* [Objective] Find the word "Connection" in the data. Return every line where it appears.
##########
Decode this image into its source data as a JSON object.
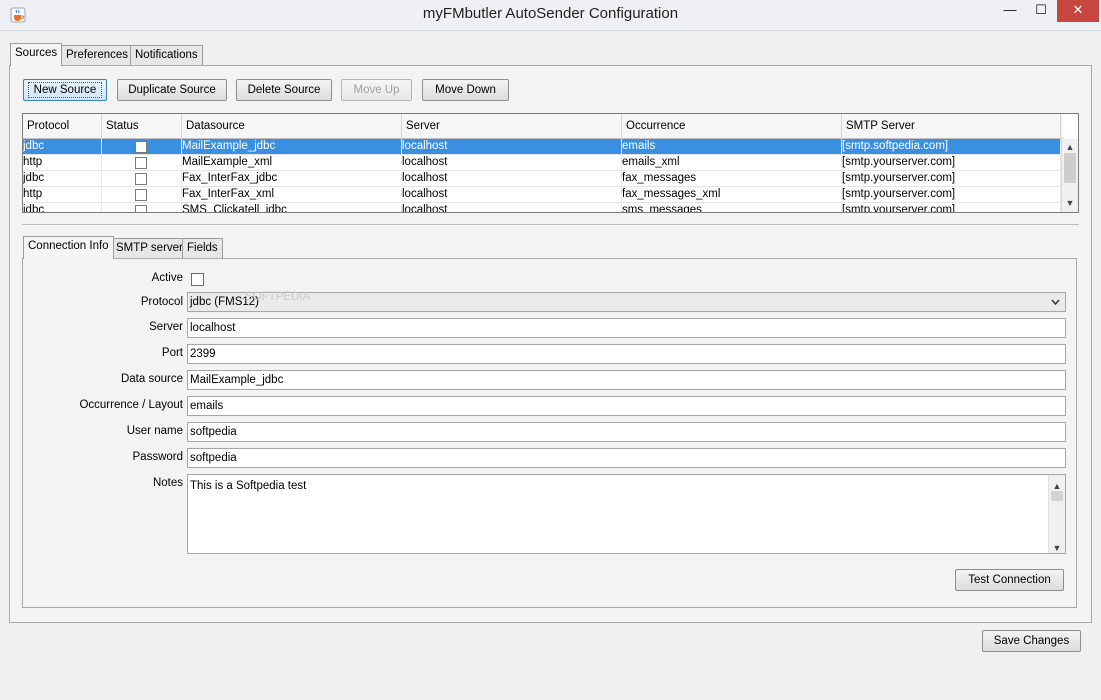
{
  "window": {
    "title": "myFMbutler AutoSender Configuration",
    "controls": {
      "minimize": "—",
      "maximize": "☐",
      "close": "✕"
    }
  },
  "tabs": {
    "sources": "Sources",
    "preferences": "Preferences",
    "notifications": "Notifications"
  },
  "toolbar": {
    "new_source": "New Source",
    "duplicate_source": "Duplicate Source",
    "delete_source": "Delete Source",
    "move_up": "Move Up",
    "move_down": "Move Down"
  },
  "table": {
    "headers": [
      "Protocol",
      "Status",
      "Datasource",
      "Server",
      "Occurrence",
      "SMTP Server"
    ],
    "rows": [
      {
        "protocol": "jdbc",
        "status": false,
        "datasource": "MailExample_jdbc",
        "server": "localhost",
        "occurrence": "emails",
        "smtp": "[smtp.softpedia.com]",
        "selected": true
      },
      {
        "protocol": "http",
        "status": false,
        "datasource": "MailExample_xml",
        "server": "localhost",
        "occurrence": "emails_xml",
        "smtp": "[smtp.yourserver.com]",
        "selected": false
      },
      {
        "protocol": "jdbc",
        "status": false,
        "datasource": "Fax_InterFax_jdbc",
        "server": "localhost",
        "occurrence": "fax_messages",
        "smtp": "[smtp.yourserver.com]",
        "selected": false
      },
      {
        "protocol": "http",
        "status": false,
        "datasource": "Fax_InterFax_xml",
        "server": "localhost",
        "occurrence": "fax_messages_xml",
        "smtp": "[smtp.yourserver.com]",
        "selected": false
      },
      {
        "protocol": "jdbc",
        "status": false,
        "datasource": "SMS_Clickatell_jdbc",
        "server": "localhost",
        "occurrence": "sms_messages",
        "smtp": "[smtp.yourserver.com]",
        "selected": false
      }
    ]
  },
  "subtabs": {
    "connection_info": "Connection Info",
    "smtp_server": "SMTP server",
    "fields": "Fields"
  },
  "form": {
    "active_label": "Active",
    "protocol_label": "Protocol",
    "protocol_value": "jdbc (FMS12)",
    "server_label": "Server",
    "server_value": "localhost",
    "port_label": "Port",
    "port_value": "2399",
    "datasource_label": "Data source",
    "datasource_value": "MailExample_jdbc",
    "occurrence_label": "Occurrence / Layout",
    "occurrence_value": "emails",
    "username_label": "User name",
    "username_value": "softpedia",
    "password_label": "Password",
    "password_value": "softpedia",
    "notes_label": "Notes",
    "notes_value": "This is a Softpedia test",
    "watermark": "SOFTPEDIA"
  },
  "buttons": {
    "test_connection": "Test Connection",
    "save_changes": "Save Changes"
  },
  "icons": {
    "app": "java-cup-icon",
    "dropdown": "chevron-down-icon",
    "scroll_up": "arrow-up-icon",
    "scroll_down": "arrow-down-icon"
  },
  "colors": {
    "selection": "#3b8fe1",
    "close_button": "#c7473e"
  }
}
##########
* [Solution below]
    "connection_info": "Connection Info",
    "test_connection": "Test Connection",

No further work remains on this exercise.